# Required task
Summarize the notebook code below in two sentences.

In [1]:
import torch
import matplotlib.pyplot as plt
from torchvision.datasets import MNIST
import torchvision.transforms as T
import torch.nn.functional as F
from torch.utils.data import DataLoader

In [2]:
# hyperparameters

INPUT_NODES = 28 * 28
OUTPUT_NODES = 10
LEARNING_RATE = 1e-5
BATCH_SIZE = 32

In [3]:
training_data = MNIST(
    root="data",
    train=True,
    download=True,
    transform=T.ToTensor()
)

test_data = MNIST(
    root="data",
    train=False,
    download=True,
    transform=T.ToTensor()
)

In [240]:
class LinearLayer:
    def __init__(self, shape):
        # initialize weights with xavier initialization
        self.weights = torch.randn(shape) * torch.sqrt(torch.tensor(2 / (shape[0] + shape[1])))
        self.bias = torch.randn(shape[1])
        
    def __call__(self, input):
        self.input = input
        out = input @ self.weights + self.bias
        return out
    
    def backward(self, doutput):
        # --- comments are an example for linear layer with 100 input, 10 output nodes & BATCH_SIZE = 32 ---
        
        # doutput.shape [32, 1, 10]
        # input.shape [32, 1, 100]  => .T [100, 1, 32]
        # weights.shape [100, 10]
        self.weights.grad = self.input.squeeze(1).T @ doutput.squeeze(1) # [100, 32] @ [32, 10] = [100, 10]
        self.bias.grad = doutput.sum(0).squeeze(0) # doutput.shape [32, 1, 10] => .sum(0).squeeze(0) [10]
        
        dinput = doutput @ self.weights.T # [32, 1, 10] @ [10, 100] = [32, 1, 100]
        return dinput

    def parameters(self):
        return [self.weights, self.bias]

In [241]:
class TanH:
    def __call__(self, input):
        self.output = (torch.exp(input) - torch.exp(-input)) / (torch.exp(input) + torch.exp(-input))

# Records supplied
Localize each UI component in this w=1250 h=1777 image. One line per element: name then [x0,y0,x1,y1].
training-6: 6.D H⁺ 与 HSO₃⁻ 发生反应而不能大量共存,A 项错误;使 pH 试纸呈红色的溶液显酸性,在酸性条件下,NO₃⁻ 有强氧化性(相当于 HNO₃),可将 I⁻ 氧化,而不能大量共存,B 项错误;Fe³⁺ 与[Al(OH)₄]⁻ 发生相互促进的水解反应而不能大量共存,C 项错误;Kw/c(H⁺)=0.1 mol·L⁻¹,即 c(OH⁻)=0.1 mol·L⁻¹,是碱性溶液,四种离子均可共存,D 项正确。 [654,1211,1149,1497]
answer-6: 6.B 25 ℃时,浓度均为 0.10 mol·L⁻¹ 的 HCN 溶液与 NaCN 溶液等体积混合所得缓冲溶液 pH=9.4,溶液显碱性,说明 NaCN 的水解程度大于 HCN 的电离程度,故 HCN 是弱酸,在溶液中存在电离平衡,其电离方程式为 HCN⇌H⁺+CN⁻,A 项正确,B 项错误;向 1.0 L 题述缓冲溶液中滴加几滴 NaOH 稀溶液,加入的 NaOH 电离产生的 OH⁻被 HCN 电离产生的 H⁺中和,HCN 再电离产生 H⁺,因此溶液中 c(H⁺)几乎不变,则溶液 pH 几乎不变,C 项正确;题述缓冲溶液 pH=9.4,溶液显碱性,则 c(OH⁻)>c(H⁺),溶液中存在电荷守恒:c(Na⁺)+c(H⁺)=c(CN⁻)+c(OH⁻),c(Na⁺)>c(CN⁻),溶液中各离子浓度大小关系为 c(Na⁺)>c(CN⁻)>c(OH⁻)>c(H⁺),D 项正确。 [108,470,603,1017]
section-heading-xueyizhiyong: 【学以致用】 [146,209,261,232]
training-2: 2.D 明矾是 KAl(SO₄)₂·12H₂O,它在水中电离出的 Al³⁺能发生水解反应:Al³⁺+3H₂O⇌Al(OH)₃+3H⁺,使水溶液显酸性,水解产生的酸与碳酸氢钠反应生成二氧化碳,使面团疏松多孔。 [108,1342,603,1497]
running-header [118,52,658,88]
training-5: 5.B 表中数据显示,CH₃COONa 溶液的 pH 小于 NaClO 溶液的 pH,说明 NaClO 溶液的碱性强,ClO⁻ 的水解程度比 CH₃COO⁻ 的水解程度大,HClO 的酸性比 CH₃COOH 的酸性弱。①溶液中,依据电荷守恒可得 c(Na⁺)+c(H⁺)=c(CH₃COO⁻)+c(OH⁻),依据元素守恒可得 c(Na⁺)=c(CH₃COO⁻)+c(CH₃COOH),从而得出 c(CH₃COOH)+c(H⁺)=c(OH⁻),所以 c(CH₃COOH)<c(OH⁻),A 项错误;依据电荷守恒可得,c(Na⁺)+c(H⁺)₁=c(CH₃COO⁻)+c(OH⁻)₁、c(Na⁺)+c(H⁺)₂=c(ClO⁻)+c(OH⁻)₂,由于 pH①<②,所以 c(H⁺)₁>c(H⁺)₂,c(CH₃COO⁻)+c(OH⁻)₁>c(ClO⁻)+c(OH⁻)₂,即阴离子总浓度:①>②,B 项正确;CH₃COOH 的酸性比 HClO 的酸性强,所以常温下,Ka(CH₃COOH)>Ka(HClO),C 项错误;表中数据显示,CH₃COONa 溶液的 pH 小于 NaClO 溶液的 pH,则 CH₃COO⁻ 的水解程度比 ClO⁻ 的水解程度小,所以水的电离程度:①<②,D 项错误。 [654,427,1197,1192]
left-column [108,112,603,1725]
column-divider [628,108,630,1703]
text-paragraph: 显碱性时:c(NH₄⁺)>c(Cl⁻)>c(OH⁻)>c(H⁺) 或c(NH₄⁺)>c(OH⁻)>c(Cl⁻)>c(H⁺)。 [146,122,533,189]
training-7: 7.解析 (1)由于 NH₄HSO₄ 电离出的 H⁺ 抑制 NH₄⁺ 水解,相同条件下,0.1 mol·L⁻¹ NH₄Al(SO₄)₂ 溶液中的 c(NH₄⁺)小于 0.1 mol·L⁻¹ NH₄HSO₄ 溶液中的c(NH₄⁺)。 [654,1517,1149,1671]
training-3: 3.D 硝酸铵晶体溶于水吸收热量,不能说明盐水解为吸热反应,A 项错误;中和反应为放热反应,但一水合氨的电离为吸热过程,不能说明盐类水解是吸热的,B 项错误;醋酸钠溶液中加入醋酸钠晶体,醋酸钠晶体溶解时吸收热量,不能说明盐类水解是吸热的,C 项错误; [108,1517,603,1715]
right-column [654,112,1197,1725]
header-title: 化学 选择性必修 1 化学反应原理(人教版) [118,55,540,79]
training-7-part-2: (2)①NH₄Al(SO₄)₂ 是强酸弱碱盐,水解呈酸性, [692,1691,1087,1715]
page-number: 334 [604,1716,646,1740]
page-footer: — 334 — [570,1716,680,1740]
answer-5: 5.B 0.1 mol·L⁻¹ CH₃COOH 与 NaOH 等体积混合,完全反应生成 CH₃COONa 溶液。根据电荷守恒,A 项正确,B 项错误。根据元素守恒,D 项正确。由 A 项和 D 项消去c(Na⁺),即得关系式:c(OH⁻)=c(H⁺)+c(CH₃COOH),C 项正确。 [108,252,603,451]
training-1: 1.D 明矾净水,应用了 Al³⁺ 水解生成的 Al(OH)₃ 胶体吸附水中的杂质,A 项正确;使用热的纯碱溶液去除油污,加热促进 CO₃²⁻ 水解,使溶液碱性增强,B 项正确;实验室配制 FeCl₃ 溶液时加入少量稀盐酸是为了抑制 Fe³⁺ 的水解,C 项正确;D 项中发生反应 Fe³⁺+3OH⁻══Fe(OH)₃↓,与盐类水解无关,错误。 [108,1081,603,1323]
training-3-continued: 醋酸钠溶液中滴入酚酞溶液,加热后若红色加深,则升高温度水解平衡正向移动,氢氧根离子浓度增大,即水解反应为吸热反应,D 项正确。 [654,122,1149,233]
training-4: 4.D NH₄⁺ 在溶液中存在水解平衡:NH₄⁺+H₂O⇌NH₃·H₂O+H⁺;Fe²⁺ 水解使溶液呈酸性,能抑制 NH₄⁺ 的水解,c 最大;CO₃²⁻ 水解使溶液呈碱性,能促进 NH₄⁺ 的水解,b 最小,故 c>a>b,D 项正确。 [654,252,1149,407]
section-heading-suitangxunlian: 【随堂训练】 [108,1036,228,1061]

# Problem solution
The notebook imports PyTorch and torchvision tools, sets hyperparameters of 28 × 28 input nodes, 10 output nodes, a learning rate of 1e-5 and a batch size of 32, and loads the MNIST training and test sets as tensors. It then defines a LinearLayer class with Xavier-initialized weights, a forward pass, a backward method that computes weight, bias and input gradients, and a parameters method, and begins a TanH class.